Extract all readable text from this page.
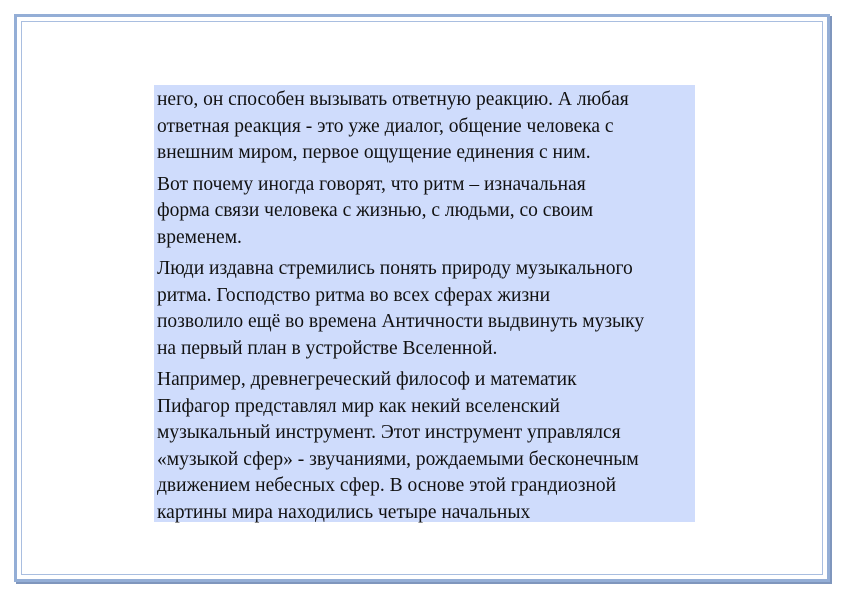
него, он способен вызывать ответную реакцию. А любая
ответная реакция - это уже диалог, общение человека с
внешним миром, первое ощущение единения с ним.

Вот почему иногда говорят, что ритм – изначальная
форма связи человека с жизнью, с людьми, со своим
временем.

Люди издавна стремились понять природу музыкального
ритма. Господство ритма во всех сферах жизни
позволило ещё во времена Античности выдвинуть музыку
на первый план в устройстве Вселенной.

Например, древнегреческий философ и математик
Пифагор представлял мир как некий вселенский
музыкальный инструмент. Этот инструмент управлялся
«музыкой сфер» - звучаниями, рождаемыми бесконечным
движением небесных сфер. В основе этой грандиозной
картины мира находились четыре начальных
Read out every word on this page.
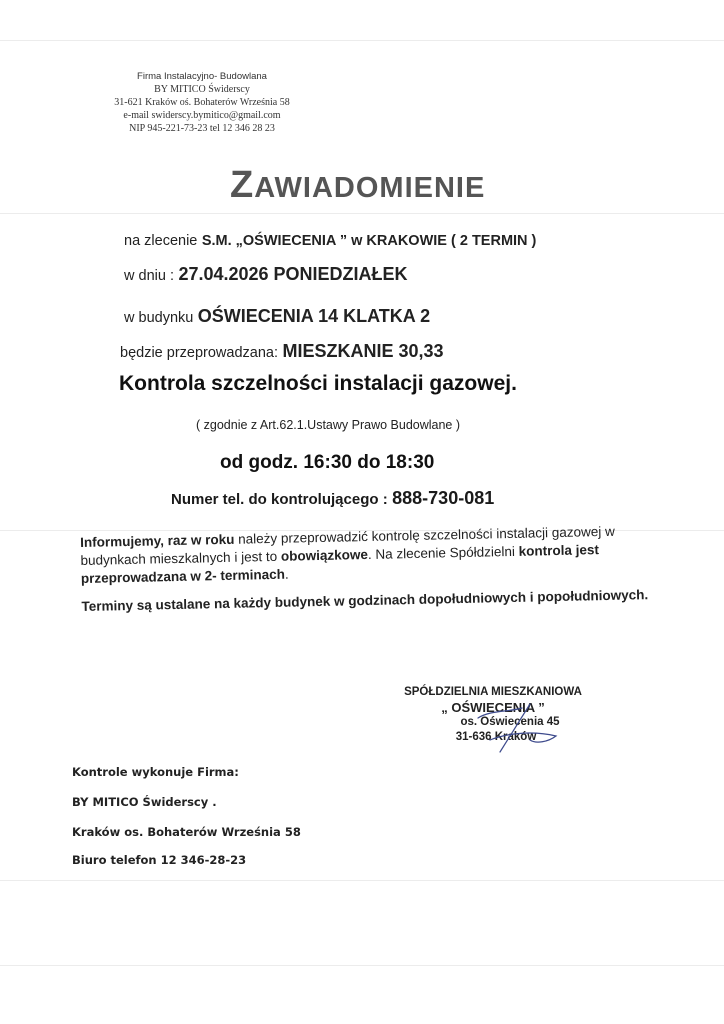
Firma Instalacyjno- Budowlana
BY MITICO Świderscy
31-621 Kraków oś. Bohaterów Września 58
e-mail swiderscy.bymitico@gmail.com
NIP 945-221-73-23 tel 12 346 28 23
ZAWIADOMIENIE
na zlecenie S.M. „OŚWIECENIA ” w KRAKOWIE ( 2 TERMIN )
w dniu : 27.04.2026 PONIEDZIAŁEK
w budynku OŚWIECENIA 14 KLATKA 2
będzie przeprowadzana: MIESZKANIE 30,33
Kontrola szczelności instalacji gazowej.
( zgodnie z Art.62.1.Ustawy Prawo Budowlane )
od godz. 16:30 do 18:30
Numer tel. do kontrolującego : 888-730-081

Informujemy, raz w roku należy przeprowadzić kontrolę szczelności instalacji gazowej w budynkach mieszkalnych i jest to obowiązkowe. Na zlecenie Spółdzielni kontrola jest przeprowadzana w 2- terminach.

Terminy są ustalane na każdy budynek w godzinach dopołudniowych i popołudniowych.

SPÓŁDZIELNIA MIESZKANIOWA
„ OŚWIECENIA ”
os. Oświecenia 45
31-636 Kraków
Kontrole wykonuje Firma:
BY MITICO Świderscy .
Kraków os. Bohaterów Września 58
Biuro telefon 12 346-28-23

* * *

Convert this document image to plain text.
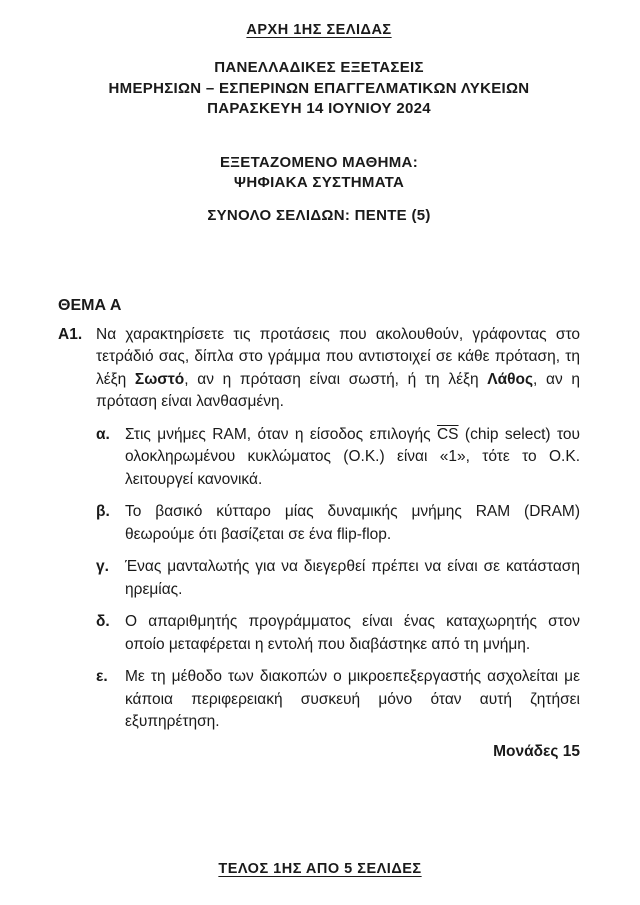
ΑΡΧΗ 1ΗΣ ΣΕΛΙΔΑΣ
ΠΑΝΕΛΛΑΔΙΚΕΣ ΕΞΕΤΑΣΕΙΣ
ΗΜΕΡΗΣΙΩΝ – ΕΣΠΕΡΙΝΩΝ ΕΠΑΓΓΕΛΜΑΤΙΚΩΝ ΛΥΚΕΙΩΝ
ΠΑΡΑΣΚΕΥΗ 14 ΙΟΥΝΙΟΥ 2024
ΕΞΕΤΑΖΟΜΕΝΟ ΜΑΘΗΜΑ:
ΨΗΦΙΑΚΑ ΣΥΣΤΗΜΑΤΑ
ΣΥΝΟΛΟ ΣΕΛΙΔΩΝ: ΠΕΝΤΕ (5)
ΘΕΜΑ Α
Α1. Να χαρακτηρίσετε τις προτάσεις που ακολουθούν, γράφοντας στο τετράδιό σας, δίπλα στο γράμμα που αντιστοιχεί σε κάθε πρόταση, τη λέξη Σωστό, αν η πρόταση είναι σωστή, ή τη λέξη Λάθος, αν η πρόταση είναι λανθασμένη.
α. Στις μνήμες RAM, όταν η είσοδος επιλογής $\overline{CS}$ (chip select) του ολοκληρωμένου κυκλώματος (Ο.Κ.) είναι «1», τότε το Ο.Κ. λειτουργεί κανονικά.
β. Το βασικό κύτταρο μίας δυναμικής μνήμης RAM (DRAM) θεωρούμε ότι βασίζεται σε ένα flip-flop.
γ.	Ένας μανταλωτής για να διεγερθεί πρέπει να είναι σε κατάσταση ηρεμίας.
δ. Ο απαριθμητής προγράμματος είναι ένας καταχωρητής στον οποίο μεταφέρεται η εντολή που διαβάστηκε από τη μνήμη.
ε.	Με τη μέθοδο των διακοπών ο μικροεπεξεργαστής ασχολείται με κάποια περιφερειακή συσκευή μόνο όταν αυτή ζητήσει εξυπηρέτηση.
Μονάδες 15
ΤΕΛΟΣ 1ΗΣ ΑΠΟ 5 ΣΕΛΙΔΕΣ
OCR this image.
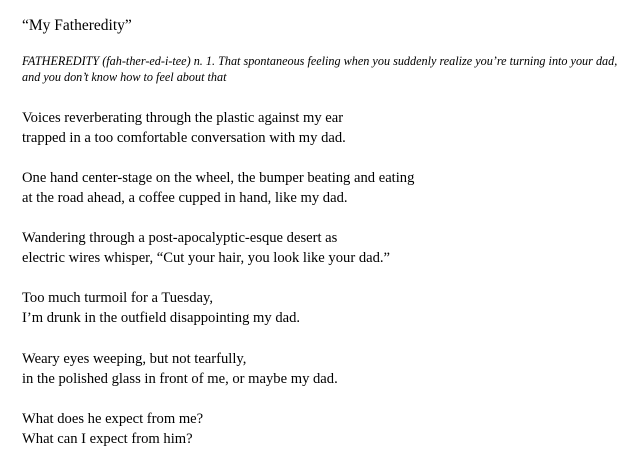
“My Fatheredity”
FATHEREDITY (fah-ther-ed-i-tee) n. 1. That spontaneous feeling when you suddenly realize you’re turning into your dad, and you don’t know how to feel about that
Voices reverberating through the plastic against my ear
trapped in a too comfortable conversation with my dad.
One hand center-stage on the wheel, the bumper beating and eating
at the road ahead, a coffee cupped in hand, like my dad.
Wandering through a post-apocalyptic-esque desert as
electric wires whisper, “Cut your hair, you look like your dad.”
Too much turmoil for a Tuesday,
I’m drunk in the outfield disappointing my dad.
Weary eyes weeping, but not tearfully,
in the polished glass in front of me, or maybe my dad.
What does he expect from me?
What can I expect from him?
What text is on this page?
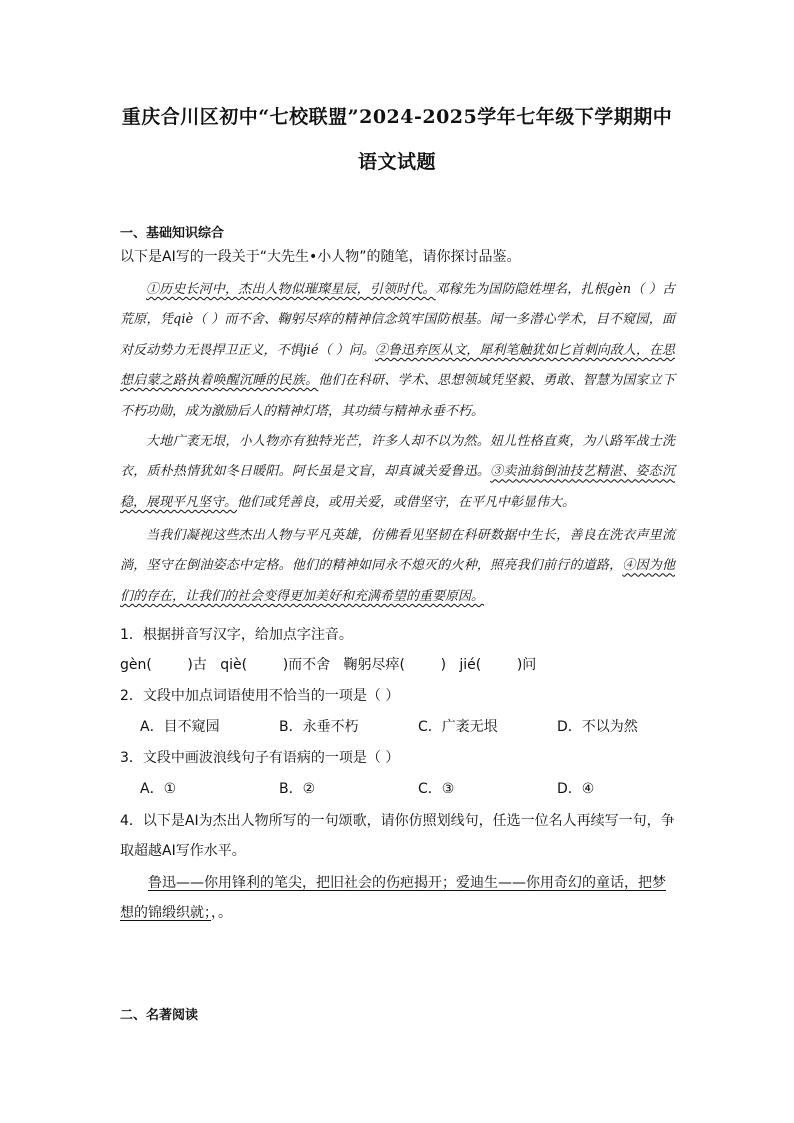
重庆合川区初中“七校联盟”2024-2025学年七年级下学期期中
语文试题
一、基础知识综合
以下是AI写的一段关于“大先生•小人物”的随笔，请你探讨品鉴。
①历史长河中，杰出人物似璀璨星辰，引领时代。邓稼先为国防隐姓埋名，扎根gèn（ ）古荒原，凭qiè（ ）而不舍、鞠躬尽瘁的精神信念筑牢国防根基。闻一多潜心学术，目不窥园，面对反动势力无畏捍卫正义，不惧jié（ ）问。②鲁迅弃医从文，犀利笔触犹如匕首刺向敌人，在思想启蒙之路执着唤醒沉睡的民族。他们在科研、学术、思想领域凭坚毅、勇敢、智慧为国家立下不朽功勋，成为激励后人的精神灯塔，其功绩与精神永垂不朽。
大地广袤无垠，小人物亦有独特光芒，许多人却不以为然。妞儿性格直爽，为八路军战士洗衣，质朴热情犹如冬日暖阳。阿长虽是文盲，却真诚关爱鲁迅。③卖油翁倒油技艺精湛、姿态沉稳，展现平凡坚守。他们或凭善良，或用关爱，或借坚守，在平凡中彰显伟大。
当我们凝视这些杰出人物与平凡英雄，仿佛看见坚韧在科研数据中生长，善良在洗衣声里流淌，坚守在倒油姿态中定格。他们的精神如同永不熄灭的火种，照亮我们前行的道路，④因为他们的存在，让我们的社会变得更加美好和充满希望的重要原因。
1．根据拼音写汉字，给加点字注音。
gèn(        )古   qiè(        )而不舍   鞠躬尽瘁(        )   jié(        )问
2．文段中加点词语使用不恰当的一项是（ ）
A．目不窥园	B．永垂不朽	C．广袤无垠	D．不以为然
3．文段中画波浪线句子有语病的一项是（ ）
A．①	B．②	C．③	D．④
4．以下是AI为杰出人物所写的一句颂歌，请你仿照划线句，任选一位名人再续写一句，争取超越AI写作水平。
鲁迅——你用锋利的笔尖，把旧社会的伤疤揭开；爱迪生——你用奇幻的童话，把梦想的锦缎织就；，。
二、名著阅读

#### Task prompt:
Read the entries and select each line where the word "text" is found.

#### Exercise output:
Extract all readable text from this page.
Convert this document image to plain text.
What text is on this page?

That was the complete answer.